* BEGIN Data shown *

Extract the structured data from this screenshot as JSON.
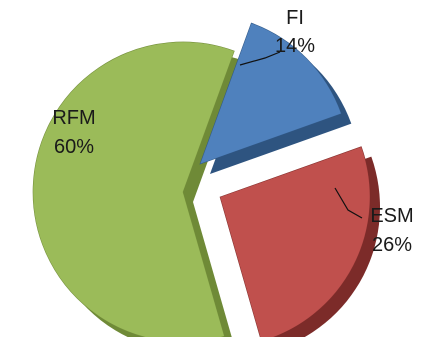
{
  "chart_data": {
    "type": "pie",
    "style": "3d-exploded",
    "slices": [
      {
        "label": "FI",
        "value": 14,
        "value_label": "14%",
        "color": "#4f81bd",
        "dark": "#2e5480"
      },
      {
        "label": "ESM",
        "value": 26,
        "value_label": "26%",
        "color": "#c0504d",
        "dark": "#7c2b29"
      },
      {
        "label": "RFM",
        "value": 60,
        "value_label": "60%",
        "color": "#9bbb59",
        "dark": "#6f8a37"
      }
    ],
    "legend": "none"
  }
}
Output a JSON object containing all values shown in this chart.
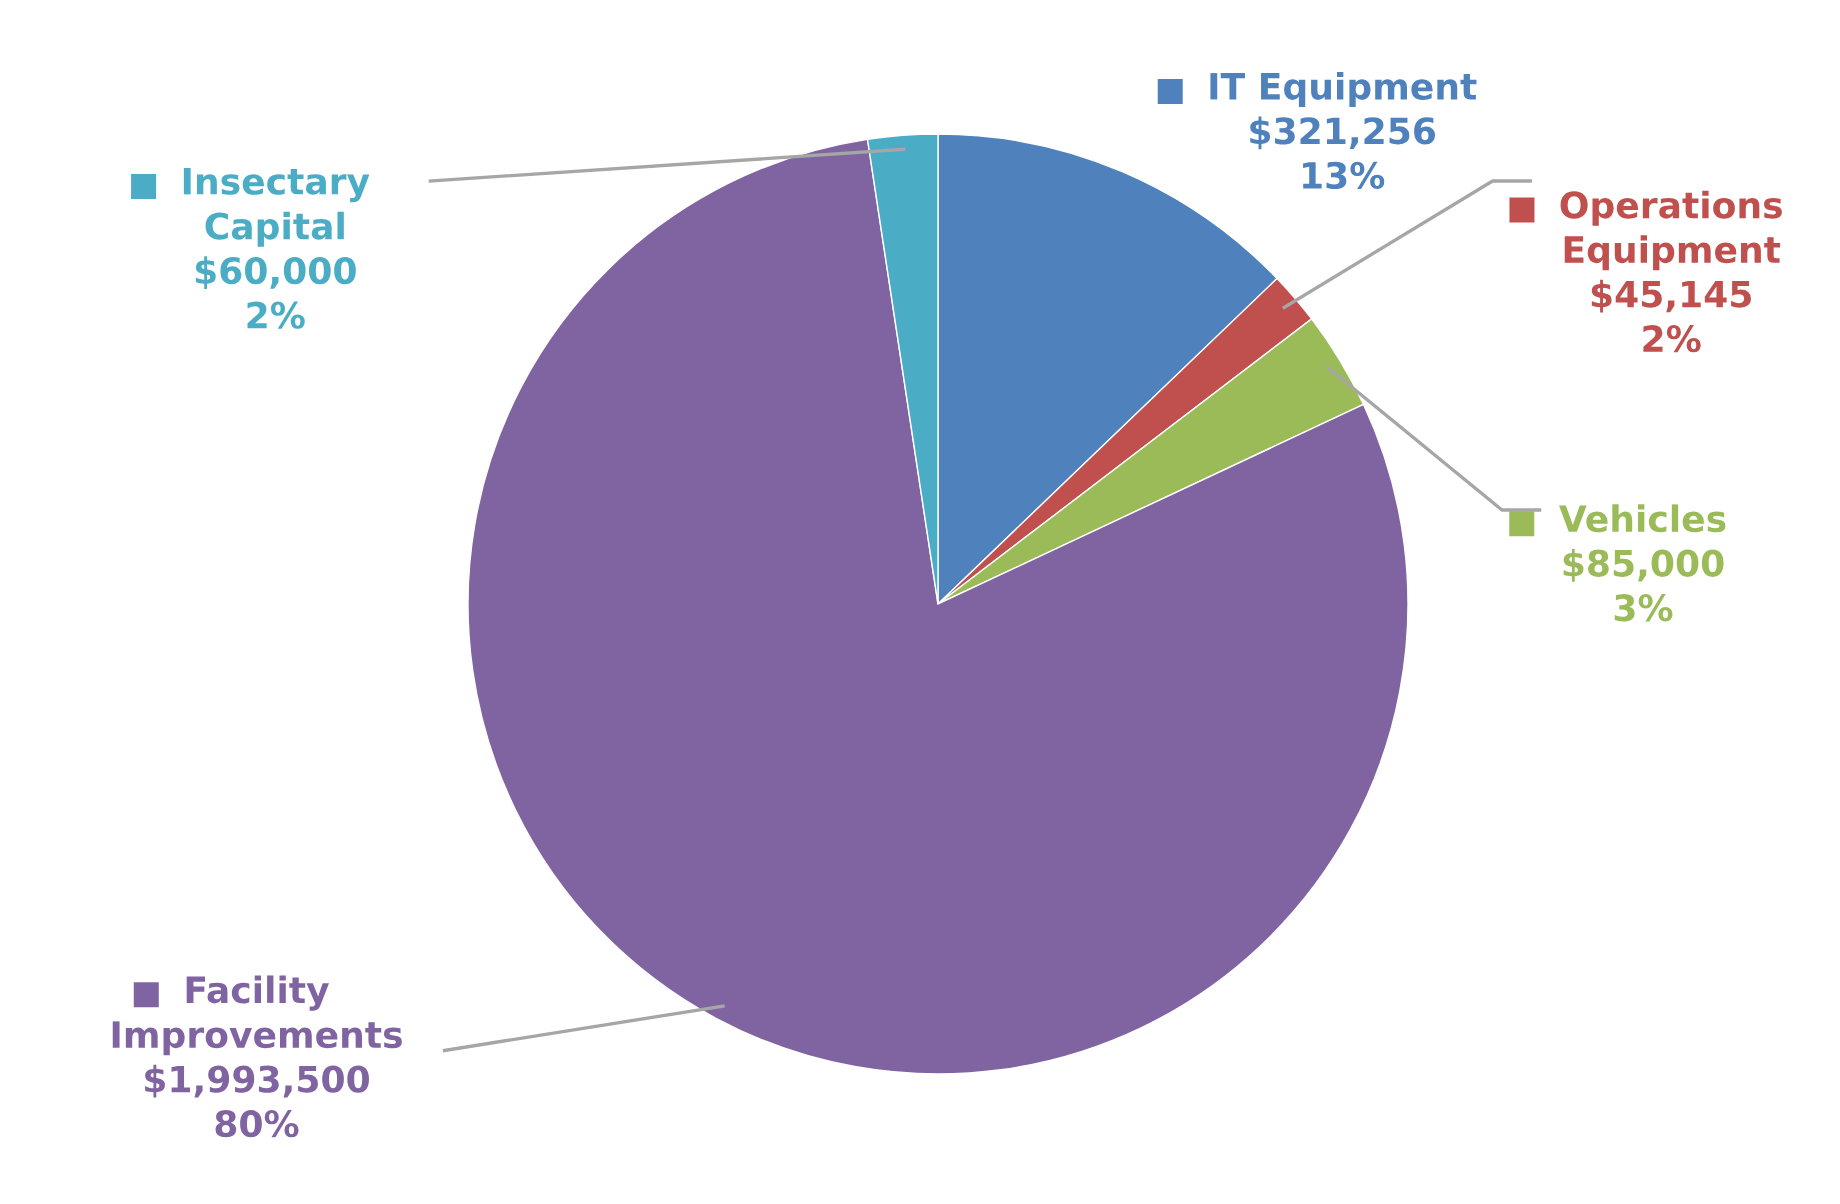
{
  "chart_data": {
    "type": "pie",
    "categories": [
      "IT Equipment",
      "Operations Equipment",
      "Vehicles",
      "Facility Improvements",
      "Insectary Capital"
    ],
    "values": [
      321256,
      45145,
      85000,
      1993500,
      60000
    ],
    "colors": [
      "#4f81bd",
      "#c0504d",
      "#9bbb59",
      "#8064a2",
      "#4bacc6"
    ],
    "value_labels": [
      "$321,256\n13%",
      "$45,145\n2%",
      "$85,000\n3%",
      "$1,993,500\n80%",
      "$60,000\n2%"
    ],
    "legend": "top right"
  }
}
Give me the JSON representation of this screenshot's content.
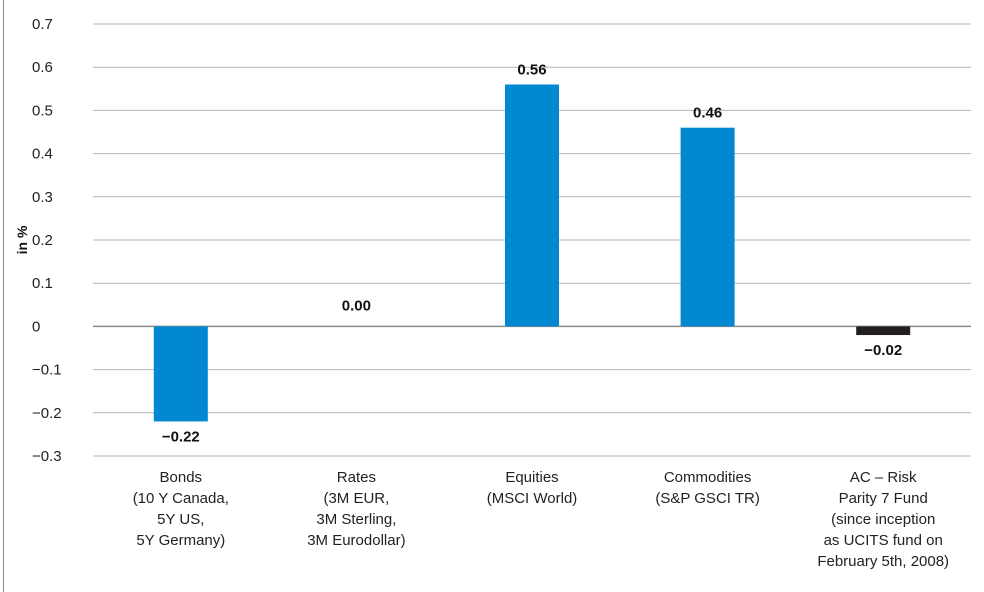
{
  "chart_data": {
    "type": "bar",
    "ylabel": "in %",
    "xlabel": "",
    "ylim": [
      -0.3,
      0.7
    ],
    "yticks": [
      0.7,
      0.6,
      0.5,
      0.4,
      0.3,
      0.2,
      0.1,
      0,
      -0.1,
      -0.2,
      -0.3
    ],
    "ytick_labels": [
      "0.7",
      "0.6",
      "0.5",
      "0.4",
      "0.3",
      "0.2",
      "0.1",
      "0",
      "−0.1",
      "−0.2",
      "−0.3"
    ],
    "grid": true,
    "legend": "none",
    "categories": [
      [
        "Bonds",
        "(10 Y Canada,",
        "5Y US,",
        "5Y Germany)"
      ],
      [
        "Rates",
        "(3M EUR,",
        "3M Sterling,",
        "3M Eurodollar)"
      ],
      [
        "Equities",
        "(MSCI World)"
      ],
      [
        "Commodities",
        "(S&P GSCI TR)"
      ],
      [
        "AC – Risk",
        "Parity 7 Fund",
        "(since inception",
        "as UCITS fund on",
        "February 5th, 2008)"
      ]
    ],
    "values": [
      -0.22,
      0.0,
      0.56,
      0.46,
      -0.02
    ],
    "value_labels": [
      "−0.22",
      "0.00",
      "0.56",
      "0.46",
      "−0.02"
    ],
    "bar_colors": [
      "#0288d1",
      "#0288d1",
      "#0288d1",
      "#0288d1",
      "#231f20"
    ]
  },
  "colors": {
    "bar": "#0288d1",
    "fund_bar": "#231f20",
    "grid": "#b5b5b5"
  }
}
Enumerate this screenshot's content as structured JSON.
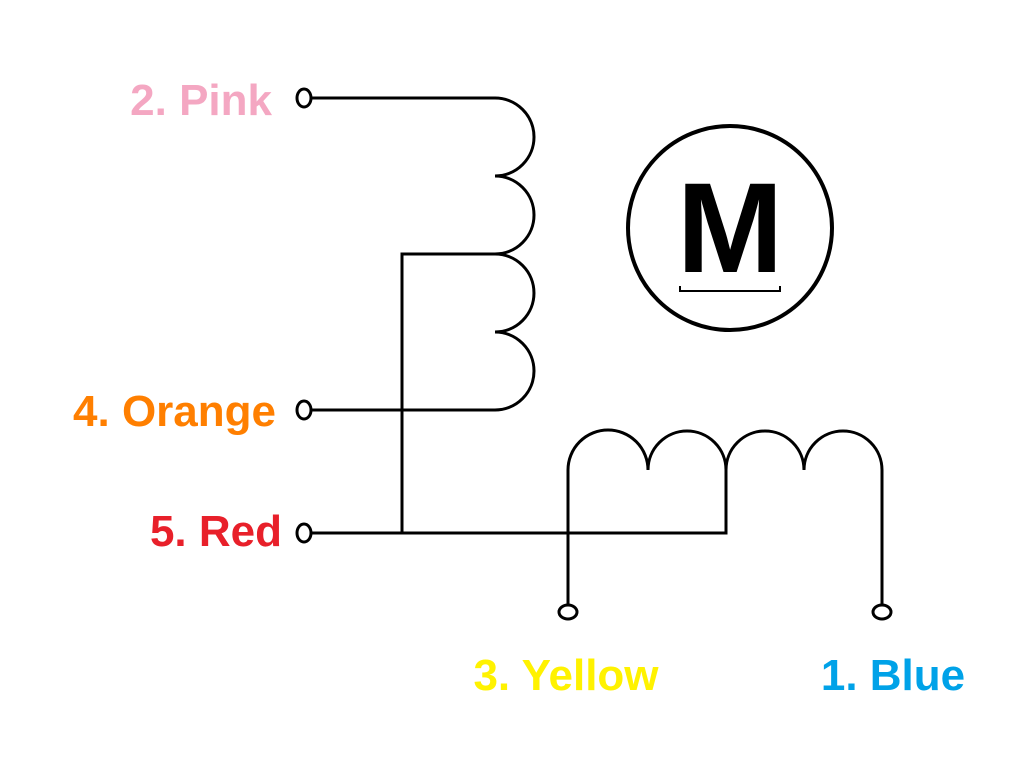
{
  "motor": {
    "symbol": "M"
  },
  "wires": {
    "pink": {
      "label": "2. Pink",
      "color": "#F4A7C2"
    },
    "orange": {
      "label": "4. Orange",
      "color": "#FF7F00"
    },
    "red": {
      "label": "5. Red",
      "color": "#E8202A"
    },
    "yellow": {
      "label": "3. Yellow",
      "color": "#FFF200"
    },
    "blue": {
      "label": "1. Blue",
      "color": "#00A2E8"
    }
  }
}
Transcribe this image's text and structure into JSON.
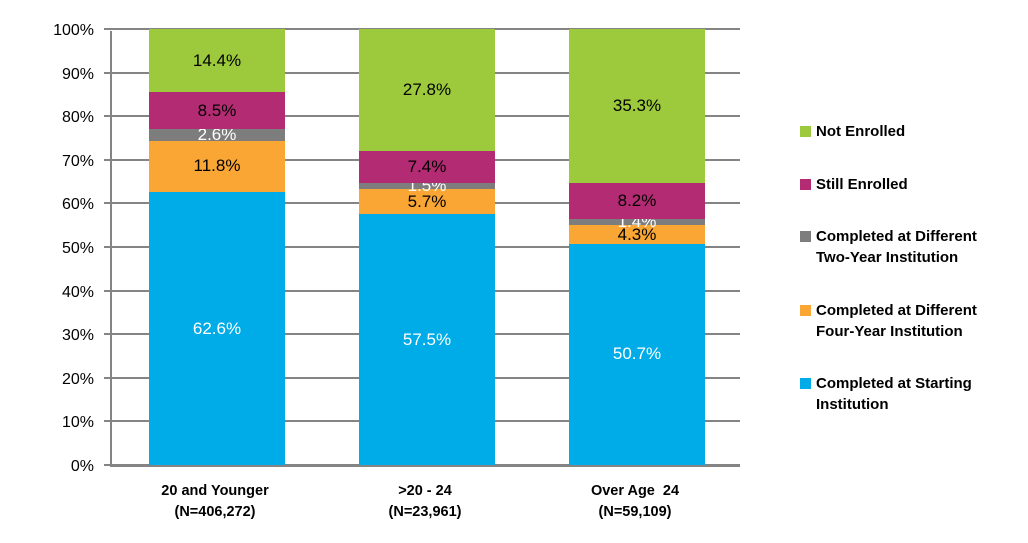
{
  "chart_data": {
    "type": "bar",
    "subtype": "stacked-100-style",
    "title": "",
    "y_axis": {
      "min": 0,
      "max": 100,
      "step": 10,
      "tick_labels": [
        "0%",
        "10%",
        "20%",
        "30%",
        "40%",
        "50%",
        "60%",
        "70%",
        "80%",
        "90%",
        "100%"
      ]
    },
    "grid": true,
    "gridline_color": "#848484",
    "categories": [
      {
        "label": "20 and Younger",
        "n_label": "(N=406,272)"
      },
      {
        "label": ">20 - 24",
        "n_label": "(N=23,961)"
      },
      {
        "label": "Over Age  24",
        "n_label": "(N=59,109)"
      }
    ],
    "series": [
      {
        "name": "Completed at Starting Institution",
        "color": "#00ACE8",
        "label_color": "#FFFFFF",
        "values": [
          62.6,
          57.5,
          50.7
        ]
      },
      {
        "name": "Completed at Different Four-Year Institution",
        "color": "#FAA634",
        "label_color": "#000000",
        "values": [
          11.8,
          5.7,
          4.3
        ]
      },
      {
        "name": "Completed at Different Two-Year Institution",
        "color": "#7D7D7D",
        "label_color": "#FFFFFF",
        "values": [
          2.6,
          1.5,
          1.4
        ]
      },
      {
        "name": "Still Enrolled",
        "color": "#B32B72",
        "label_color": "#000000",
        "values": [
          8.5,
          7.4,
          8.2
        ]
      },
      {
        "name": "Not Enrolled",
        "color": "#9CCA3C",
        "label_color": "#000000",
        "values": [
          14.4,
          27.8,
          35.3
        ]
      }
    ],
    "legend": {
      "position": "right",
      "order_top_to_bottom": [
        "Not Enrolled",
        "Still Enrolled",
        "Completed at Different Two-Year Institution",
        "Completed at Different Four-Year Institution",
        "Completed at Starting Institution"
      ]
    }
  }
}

* END Data shown *

Problem description: In the listing above, locate each line with "JSON" and copy it.

Expected output:
Extract the structured data from this screenshot as JSON.
Output a JSON object containing all values shown in this chart.
Give me the JSON representation of this screenshot's content.
Enumerate this screenshot's content as structured JSON.
Transcribe this image's text and structure into JSON.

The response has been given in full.